# Texte proposé
Kim St-Pierre est assise sur son divan, à Châteauguay. Nous sommes en février 1998, au beau milieu de la nuit, et sa mère veut qu’elle regarde un match de hockey qui se déroule à l’autre bout du monde, à Nagano, au Japon. C’est l’équipe nationale du Canada qui affronte les États-Unis lors du tout premier match pour la médaille d’or olympique en hockey féminin.
« J’ignore pourquoi, raconte St-Pierre, mais j’ai eu une vision, un pressentiment qu’un jour – je ne savais pas comment, car c’était si loin de ma portée – je porterais ce chandail spécial. J’aurais vraiment aimé qu’elles raflent l’or, mais c’est à ce moment que j’ai exprimé à ma mère le souhait de représenter mon pays. »
Elle a finalement revêtu l’unifolié 83 fois entre 1998 et 2011, remportant trois médailles d’or olympiques ainsi que cinq médailles d’or et quatre d’argent au Championnat mondial féminin de l’IIHF. Elle a compilé une fiche de 64-10, une moyenne de buts alloués de 1,17, un pourcentage d’arrêts de 0,939 et 29 jeux blancs. Elle se classe au premier rang des gardiennes de but canadiennes pour le nombre de parties jouées, de victoires et de jeux blancs.
En 2021, elle est devenue la première gardienne de but – et la huitième femme – à être intronisée au Temple de la renommée du hockey.
La carrière historique de St-Pierre a commencé comme celle de tant de joueuses et de joueurs canadiens : en jouant dans la rue en été, sur la patinoire de la cour en hiver et en ayant des frères aînés qui lui demandent de garder les buts.
« Je suis tombée en amour avec le hockey. » Elle a demandé à ses parents de l’inscrire dans une ligue organisée. « Au début, ce n’était pas évident pour eux : le hockey féminin n’était pas un sport olympique, il n’y avait même pas d’Équipe Canada, bref, pas grand-chose pour inciter un parent à inscrire sa fille au hockey. Mais ils aimaient ma passion. »

# Consigne écrite A
Reproduisez sous forme de tableau Markdown à deux colonnes, « Numéro » et « Contenu », toutes les lignes des données, depuis le début jusqu'à la ligne contenant « nav-contact-label: Contact (737, 106, 767, 115) », celle-ci comprise. Omettez les lignes vides.

# Données fournies
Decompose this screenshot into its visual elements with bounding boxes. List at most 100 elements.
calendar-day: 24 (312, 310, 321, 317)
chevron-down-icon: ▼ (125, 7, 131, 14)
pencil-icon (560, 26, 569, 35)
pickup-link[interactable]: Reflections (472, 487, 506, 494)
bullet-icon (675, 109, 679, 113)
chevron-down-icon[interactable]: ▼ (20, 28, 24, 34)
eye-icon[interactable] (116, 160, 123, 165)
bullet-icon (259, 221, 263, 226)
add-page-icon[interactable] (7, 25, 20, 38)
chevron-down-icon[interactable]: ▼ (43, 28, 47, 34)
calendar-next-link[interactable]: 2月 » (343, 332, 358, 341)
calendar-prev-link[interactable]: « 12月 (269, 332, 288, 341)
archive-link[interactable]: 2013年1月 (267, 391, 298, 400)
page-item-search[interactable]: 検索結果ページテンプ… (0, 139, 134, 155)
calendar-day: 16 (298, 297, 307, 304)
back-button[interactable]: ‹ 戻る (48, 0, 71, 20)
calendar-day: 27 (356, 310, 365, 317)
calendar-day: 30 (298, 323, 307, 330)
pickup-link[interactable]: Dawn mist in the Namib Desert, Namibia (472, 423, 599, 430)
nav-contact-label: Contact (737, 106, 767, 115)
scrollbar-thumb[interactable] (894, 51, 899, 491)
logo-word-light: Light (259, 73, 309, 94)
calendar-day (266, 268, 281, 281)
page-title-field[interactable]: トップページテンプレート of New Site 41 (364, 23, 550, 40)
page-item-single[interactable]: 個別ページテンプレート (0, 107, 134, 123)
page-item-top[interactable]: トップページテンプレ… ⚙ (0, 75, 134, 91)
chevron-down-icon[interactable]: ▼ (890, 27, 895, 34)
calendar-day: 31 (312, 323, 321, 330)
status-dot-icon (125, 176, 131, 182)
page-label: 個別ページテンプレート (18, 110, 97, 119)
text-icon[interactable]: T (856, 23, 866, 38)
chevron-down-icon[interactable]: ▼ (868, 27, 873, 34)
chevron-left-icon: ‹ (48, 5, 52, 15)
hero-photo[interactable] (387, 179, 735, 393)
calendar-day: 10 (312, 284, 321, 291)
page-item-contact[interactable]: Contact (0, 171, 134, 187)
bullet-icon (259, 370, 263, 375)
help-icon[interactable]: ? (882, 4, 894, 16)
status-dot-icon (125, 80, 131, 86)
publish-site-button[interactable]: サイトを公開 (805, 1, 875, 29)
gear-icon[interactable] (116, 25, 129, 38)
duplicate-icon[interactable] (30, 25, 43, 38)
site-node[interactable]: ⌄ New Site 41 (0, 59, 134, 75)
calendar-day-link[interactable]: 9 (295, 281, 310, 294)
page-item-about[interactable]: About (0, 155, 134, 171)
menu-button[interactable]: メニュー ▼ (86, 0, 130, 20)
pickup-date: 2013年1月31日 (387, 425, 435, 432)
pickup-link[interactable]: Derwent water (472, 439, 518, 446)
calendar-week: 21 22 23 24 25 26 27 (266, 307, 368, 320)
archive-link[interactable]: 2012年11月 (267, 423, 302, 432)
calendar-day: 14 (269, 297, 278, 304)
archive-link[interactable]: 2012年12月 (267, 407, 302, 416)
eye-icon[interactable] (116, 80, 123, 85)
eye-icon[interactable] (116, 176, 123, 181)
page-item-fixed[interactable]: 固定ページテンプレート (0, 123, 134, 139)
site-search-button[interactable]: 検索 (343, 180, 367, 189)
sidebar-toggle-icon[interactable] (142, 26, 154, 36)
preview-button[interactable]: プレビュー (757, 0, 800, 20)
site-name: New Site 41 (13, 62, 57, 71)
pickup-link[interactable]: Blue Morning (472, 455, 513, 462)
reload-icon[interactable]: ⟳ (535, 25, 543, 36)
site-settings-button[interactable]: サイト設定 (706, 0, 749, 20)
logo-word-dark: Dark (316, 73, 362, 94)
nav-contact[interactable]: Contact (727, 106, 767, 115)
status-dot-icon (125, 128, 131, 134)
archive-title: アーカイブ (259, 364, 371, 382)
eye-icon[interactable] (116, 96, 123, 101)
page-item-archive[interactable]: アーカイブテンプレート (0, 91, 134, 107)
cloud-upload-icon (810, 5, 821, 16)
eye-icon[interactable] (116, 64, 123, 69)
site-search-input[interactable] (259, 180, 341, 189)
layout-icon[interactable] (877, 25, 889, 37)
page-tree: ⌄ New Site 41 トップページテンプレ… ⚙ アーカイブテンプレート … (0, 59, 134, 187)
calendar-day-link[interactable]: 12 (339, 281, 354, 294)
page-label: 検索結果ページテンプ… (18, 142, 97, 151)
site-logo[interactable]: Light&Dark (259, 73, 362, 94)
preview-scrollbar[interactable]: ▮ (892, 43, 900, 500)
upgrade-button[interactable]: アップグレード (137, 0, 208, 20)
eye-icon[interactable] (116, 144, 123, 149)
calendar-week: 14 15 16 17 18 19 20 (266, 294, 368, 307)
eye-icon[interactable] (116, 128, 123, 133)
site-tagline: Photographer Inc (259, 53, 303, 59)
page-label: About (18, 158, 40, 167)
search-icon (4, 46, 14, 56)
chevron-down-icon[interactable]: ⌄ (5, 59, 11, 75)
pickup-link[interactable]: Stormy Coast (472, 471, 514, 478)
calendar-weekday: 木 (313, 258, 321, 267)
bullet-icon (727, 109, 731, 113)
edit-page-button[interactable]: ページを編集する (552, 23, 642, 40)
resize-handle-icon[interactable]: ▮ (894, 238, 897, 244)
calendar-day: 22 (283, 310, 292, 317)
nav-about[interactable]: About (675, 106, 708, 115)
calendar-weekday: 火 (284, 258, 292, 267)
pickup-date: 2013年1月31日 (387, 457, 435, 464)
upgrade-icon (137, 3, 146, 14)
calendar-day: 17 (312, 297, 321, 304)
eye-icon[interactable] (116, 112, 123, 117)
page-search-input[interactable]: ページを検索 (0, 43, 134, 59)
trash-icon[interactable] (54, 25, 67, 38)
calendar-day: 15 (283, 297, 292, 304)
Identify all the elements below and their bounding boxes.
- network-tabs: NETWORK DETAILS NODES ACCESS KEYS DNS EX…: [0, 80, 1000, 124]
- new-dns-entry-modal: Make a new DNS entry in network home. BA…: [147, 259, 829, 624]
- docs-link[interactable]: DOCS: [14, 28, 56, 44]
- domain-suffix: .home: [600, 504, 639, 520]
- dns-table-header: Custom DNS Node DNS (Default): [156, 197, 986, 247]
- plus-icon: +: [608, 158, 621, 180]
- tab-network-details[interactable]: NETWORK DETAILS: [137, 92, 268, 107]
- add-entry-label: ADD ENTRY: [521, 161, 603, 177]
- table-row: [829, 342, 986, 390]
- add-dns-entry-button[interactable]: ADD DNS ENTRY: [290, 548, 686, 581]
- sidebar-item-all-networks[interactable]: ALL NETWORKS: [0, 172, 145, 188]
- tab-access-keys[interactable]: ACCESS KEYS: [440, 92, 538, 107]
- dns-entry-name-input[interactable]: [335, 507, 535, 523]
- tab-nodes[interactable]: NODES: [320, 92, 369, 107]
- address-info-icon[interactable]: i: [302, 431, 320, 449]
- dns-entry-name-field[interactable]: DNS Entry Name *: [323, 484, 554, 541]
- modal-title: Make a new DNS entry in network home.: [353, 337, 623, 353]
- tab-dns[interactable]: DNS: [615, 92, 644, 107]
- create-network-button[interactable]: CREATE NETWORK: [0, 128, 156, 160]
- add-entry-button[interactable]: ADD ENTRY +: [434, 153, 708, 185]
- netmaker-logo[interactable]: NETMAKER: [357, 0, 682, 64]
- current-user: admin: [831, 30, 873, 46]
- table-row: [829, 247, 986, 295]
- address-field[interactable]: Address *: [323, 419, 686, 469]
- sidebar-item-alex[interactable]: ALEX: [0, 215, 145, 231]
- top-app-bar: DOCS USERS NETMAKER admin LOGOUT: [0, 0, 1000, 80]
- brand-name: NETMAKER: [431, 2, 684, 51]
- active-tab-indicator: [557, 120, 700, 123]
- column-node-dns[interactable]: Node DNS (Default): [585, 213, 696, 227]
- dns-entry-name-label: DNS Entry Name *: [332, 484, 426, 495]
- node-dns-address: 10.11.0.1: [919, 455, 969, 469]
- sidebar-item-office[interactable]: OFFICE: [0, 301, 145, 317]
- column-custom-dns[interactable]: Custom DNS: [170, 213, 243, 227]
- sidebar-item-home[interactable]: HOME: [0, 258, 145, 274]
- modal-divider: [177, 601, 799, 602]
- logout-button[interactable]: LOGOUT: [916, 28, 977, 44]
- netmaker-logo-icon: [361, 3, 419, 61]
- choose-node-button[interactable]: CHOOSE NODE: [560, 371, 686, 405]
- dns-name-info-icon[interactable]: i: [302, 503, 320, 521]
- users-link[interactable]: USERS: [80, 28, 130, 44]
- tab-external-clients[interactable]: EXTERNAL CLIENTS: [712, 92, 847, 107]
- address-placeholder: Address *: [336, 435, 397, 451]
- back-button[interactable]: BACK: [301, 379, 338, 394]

# Consigne écrite B
Relevez, avec leur valeur, les statistiques que Kim St-Pierre a compilées selon le texte sur Kim St-Pierre.

# Réponse attendue A
| Numéro | Contenu |
|---|---|
| 1 | Decompose this screenshot into its visual elements with bounding boxes. List at most 100 elements. |
| 2 | calendar-day: 24 (312, 310, 321, 317) |
| 3 | chevron-down-icon: ▼ (125, 7, 131, 14) |
| 4 | pencil-icon (560, 26, 569, 35) |
| 5 | pickup-link[interactable]: Reflections (472, 487, 506, 494) |
| 6 | bullet-icon (675, 109, 679, 113) |
| 7 | chevron-down-icon[interactable]: ▼ (20, 28, 24, 34) |
| 8 | eye-icon[interactable] (116, 160, 123, 165) |
| 9 | bullet-icon (259, 221, 263, 226) |
| 10 | add-page-icon[interactable] (7, 25, 20, 38) |
| 11 | chevron-down-icon[interactable]: ▼ (43, 28, 47, 34) |
| 12 | calendar-next-link[interactable]: 2月 » (343, 332, 358, 341) |
| 13 | calendar-prev-link[interactable]: « 12月 (269, 332, 288, 341) |
| 14 | archive-link[interactable]: 2013年1月 (267, 391, 298, 400) |
| 15 | page-item-search[interactable]: 検索結果ページテンプ… (0, 139, 134, 155) |
| 16 | calendar-day: 16 (298, 297, 307, 304) |
| 17 | back-button[interactable]: ‹ 戻る (48, 0, 71, 20) |
| 18 | calendar-day: 27 (356, 310, 365, 317) |
| 19 | calendar-day: 30 (298, 323, 307, 330) |
| 20 | pickup-link[interactable]: Dawn mist in the Namib Desert, Namibia (472, 423, 599, 430) |
| 21 | nav-contact-label: Contact (737, 106, 767, 115) |

# Réponse attendue B
- une fiche de 64-10
- une moyenne de buts alloués de 1,17
- un pourcentage d'arrêts de 0,939
- 29 jeux blancs